[Extracted data start]

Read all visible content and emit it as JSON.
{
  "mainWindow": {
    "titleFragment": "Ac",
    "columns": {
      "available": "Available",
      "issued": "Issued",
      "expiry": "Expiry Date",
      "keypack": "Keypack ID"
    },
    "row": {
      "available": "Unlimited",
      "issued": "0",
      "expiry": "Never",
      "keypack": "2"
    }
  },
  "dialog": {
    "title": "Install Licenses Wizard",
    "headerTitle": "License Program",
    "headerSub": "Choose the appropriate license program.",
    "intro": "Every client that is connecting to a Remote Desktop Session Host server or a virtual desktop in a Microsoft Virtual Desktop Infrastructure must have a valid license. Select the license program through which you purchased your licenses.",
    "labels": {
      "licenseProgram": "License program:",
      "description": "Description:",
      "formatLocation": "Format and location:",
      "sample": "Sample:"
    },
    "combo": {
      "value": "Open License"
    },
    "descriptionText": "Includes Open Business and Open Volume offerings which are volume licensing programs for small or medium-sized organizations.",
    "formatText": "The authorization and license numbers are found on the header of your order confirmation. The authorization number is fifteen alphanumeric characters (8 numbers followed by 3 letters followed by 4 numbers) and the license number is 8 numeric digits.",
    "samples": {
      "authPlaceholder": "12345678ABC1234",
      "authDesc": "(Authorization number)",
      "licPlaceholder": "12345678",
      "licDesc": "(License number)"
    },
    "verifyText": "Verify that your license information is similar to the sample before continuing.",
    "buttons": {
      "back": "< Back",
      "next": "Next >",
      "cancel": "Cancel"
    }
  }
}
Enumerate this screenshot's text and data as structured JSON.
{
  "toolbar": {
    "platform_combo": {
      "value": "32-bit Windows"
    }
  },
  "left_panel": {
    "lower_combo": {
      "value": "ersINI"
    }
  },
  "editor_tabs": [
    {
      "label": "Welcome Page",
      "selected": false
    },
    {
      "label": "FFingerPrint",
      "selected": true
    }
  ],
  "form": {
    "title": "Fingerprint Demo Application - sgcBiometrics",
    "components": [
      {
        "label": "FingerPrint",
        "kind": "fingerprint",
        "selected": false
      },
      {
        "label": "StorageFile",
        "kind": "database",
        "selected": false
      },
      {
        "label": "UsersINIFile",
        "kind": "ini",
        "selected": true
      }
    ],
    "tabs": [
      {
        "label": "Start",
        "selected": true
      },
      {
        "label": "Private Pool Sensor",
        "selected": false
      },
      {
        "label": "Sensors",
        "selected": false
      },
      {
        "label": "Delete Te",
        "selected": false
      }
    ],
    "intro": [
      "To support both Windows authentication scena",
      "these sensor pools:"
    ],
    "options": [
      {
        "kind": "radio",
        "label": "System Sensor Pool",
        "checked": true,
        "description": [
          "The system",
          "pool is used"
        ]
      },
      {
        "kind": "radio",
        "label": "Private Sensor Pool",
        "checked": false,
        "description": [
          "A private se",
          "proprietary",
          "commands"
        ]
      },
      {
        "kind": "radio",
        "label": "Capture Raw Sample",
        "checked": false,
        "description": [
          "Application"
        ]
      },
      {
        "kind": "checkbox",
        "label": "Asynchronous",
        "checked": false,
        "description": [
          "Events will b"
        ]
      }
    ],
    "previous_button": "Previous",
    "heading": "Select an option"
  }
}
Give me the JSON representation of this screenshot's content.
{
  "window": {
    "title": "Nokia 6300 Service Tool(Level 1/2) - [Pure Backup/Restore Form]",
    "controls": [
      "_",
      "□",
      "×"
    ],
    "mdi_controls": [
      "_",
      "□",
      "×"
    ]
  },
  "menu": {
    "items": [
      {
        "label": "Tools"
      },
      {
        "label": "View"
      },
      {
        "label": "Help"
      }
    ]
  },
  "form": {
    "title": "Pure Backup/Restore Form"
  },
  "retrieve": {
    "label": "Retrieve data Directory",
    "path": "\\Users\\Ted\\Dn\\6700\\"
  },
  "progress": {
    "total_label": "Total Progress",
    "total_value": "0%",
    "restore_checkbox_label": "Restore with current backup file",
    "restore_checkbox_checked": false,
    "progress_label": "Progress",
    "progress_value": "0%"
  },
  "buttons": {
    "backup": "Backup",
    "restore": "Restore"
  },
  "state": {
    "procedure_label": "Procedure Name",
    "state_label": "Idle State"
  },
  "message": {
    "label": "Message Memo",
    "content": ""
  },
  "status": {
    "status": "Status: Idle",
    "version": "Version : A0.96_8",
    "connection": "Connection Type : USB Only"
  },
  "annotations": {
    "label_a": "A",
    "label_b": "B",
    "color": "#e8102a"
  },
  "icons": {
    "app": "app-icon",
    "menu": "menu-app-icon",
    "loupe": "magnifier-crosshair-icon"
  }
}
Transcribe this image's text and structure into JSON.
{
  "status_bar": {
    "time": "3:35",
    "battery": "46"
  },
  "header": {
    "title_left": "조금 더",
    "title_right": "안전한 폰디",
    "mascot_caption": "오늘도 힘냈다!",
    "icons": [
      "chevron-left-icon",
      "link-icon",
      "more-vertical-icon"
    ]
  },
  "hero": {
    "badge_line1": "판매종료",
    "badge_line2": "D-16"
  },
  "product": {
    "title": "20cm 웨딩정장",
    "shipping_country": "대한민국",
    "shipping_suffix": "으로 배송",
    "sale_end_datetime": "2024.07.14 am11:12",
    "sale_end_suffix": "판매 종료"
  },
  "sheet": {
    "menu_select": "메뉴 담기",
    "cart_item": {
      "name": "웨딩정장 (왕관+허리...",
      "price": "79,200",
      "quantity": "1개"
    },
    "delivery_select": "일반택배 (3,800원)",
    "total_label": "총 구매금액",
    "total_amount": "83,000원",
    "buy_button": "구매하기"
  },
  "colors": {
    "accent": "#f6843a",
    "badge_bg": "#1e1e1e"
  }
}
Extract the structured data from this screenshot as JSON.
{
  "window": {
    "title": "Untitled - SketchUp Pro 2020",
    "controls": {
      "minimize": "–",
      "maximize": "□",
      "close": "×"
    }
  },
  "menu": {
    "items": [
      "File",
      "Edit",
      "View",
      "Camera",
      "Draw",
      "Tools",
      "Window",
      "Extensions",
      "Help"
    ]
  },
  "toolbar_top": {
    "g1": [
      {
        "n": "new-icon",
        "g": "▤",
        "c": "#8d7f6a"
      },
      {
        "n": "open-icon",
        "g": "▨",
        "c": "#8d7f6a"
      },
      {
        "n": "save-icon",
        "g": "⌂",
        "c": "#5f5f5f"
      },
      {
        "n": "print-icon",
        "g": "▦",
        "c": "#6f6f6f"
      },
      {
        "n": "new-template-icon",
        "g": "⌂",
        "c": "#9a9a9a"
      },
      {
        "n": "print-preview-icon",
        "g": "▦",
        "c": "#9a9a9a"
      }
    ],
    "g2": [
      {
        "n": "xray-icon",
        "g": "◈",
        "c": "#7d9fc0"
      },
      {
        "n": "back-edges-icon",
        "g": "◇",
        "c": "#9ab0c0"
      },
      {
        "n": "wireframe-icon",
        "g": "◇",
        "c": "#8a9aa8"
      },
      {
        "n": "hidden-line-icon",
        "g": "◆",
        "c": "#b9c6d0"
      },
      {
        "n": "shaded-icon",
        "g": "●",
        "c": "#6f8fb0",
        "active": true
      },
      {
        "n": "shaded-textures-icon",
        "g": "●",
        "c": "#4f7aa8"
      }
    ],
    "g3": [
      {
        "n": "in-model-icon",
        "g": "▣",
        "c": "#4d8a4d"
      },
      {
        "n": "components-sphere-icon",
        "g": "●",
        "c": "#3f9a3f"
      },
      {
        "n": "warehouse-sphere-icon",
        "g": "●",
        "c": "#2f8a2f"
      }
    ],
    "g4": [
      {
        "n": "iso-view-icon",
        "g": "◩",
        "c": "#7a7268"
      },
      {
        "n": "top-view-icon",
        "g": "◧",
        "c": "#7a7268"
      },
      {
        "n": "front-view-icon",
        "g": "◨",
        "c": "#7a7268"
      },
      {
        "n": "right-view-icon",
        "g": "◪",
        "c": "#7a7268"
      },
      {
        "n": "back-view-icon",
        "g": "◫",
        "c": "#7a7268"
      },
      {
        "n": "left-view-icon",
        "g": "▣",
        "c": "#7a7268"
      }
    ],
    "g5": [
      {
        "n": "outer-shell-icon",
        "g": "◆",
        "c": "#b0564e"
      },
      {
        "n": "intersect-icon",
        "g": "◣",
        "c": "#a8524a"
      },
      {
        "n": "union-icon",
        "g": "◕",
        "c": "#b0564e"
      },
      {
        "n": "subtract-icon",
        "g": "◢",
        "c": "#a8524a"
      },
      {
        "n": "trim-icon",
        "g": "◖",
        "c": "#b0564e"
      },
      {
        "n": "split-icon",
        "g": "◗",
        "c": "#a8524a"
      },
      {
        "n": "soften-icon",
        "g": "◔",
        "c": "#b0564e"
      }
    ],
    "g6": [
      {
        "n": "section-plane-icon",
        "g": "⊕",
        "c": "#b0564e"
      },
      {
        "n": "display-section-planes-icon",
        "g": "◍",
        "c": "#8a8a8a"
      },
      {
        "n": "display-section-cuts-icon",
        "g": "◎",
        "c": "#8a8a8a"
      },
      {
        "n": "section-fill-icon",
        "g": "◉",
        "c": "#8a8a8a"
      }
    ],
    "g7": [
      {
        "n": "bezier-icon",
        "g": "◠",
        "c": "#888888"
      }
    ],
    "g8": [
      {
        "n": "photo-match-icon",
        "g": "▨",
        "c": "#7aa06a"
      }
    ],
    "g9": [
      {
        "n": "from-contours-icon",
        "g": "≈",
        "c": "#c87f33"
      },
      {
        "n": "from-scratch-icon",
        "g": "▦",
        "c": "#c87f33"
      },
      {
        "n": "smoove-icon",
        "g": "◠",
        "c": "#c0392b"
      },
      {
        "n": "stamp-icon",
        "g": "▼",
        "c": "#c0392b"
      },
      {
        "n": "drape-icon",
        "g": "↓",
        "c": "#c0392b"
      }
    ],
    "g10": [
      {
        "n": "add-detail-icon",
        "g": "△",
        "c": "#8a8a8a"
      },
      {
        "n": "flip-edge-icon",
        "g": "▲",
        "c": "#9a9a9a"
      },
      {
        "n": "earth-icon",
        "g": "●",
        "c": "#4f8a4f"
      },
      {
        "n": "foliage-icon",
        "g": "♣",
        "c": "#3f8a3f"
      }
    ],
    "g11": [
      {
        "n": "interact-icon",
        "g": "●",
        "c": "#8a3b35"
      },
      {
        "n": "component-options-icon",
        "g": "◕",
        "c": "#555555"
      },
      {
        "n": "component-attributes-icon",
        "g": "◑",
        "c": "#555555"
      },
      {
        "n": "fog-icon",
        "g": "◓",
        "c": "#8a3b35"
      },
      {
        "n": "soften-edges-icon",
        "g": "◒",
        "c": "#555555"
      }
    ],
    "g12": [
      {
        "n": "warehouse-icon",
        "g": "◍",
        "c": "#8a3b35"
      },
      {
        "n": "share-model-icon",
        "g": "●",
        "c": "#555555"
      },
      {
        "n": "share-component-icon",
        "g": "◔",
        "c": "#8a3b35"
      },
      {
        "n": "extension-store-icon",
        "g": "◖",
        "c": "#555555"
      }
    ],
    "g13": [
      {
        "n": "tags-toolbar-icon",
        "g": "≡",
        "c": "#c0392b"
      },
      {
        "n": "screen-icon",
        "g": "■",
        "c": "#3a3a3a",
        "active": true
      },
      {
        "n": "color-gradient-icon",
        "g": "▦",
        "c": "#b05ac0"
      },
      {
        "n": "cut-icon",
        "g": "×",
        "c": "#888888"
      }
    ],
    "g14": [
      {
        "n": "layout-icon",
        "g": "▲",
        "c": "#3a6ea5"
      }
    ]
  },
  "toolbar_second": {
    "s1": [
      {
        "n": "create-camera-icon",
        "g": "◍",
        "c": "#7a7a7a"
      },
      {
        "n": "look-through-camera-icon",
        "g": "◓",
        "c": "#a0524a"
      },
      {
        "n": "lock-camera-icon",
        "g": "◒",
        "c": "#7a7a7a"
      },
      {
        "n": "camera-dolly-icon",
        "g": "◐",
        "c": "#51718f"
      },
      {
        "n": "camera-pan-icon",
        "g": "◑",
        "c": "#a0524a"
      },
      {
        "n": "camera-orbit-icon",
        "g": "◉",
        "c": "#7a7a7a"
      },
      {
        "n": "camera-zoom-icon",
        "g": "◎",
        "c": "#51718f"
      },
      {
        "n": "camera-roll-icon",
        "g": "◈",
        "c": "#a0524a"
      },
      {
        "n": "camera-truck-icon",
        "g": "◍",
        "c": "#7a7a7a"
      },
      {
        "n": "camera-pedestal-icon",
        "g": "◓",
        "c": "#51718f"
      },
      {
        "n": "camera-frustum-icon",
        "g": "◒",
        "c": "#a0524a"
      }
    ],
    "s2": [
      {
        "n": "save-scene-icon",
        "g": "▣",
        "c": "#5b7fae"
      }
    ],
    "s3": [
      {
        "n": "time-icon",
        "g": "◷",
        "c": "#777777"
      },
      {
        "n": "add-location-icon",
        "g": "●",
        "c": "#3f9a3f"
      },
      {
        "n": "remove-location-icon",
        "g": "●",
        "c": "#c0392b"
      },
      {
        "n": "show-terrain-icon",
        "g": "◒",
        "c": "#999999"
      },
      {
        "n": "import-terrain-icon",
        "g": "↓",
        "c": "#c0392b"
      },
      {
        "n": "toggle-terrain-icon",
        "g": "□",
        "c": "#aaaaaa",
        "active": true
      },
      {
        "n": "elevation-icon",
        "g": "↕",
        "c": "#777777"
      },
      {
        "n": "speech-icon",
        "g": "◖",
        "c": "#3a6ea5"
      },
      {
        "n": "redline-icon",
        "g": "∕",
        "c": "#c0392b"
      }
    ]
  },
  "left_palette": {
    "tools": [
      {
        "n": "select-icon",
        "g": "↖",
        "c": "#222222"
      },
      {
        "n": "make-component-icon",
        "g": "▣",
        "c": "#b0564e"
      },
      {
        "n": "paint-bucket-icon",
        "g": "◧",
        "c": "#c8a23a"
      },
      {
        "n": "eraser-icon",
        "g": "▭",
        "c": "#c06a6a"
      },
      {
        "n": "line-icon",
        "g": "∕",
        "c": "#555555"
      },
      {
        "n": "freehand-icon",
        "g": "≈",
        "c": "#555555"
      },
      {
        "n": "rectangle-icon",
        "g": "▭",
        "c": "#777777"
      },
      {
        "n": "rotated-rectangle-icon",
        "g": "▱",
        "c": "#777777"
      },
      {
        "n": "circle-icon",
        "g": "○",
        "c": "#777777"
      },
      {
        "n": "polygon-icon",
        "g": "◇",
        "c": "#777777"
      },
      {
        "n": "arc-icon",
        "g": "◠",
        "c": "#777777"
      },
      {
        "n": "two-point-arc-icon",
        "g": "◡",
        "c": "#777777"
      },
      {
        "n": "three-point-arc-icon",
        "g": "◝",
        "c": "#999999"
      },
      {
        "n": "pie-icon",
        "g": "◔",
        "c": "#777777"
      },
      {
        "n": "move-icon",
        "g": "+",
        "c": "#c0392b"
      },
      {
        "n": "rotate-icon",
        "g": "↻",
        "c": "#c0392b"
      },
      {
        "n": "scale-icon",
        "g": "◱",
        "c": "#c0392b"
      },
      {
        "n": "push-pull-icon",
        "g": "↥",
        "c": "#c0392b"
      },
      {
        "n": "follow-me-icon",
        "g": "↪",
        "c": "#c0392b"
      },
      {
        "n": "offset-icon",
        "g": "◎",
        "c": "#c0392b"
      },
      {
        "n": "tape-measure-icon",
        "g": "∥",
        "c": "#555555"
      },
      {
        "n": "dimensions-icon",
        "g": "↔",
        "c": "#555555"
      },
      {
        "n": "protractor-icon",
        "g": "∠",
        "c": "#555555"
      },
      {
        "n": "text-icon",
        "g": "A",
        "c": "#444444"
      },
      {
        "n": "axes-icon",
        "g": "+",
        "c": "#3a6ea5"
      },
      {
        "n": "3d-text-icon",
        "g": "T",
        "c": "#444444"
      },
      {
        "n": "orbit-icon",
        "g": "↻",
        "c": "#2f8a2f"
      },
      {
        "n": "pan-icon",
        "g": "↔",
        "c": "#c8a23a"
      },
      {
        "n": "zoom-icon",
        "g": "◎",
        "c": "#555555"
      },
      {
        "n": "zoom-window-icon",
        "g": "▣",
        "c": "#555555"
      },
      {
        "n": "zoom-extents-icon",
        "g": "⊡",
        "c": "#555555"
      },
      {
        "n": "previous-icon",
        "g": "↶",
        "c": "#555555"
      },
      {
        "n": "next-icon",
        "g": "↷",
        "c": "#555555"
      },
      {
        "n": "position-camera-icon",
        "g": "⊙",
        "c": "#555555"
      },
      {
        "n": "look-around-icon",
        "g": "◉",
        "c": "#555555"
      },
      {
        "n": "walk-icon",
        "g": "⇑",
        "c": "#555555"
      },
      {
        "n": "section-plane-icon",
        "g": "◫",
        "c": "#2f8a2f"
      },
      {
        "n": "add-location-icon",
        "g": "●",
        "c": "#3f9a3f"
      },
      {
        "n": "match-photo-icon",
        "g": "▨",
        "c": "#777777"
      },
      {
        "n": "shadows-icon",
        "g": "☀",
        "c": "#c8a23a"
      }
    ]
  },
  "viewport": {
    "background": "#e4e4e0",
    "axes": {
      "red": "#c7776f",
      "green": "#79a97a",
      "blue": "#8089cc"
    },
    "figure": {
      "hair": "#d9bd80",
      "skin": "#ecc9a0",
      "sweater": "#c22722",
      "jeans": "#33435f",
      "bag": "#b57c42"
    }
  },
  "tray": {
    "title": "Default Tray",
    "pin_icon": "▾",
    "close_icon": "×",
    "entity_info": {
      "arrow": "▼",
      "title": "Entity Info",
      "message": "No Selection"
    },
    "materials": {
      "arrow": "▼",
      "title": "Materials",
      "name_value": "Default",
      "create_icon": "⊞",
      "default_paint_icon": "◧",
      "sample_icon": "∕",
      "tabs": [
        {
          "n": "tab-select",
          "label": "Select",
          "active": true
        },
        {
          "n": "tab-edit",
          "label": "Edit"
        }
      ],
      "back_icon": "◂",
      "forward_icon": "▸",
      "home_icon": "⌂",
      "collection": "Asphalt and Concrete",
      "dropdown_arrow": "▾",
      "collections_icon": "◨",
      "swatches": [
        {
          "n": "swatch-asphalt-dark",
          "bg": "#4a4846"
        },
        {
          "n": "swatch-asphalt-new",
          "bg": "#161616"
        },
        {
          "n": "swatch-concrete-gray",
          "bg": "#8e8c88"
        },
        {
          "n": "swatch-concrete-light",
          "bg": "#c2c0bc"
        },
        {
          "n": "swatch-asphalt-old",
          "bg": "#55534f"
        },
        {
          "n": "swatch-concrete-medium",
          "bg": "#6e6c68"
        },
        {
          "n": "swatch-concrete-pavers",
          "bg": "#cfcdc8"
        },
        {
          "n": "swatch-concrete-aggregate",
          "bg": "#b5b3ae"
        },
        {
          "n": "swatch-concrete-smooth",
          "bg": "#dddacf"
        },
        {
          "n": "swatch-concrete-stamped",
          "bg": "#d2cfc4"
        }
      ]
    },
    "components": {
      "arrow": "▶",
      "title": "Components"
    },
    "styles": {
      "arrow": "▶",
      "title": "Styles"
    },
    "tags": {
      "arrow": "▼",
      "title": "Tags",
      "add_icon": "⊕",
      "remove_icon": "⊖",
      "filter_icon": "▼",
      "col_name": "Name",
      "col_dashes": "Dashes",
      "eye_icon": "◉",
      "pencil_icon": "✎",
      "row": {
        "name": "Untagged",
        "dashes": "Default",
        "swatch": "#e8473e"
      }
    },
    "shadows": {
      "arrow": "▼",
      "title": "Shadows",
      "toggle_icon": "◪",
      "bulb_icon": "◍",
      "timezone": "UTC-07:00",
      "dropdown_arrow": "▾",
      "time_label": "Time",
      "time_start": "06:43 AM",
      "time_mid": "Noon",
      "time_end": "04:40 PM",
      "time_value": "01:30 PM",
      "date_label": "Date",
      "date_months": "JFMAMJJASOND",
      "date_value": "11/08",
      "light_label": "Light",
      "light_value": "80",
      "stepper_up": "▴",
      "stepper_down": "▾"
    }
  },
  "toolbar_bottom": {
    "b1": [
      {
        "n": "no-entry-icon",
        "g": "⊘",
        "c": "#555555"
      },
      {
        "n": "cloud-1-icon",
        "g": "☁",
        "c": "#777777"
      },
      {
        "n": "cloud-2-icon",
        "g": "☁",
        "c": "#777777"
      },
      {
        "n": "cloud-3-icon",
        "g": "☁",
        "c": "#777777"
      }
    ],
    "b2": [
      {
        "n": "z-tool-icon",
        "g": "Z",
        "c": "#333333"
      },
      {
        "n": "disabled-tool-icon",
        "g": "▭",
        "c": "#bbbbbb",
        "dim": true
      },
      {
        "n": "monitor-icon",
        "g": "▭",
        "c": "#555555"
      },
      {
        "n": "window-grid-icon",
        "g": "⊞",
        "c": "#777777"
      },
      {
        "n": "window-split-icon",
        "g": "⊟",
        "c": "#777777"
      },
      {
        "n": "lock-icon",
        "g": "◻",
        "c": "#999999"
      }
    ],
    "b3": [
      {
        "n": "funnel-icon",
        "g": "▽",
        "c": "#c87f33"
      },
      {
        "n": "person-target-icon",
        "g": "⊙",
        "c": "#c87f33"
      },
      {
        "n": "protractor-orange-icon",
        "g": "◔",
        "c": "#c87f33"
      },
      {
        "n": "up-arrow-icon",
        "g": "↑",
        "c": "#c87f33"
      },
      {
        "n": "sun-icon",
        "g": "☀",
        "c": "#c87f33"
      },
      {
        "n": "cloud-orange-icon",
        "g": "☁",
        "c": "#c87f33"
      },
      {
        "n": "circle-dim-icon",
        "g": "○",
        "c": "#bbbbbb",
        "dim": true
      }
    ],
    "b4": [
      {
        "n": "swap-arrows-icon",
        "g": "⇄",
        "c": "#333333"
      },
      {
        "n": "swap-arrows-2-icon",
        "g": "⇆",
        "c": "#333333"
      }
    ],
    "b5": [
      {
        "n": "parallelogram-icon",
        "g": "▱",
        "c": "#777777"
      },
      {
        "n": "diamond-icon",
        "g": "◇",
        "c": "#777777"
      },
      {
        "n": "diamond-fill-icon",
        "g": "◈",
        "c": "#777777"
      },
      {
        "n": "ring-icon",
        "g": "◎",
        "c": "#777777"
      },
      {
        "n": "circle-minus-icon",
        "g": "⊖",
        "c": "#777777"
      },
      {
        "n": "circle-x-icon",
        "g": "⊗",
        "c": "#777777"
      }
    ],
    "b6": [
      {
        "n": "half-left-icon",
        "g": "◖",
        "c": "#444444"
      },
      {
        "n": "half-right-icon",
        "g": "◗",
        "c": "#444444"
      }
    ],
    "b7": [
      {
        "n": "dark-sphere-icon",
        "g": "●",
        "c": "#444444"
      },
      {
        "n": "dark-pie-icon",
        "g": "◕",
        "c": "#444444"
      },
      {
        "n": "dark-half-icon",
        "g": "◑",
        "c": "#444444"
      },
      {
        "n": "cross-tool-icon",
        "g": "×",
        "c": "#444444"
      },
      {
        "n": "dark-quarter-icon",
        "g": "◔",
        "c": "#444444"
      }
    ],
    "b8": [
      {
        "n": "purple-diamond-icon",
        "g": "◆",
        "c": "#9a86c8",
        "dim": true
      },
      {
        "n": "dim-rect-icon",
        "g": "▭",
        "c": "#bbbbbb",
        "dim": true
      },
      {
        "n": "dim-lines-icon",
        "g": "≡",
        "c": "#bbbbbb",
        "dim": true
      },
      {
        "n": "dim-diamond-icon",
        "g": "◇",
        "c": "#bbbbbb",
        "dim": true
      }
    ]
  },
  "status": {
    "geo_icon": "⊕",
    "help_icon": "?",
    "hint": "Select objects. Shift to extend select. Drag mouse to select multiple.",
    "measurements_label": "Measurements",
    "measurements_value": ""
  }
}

[Extracted data end]

● **The task**: Go through the records line by line and count those containing the string "available". Give only the total.

● **Written response**: 2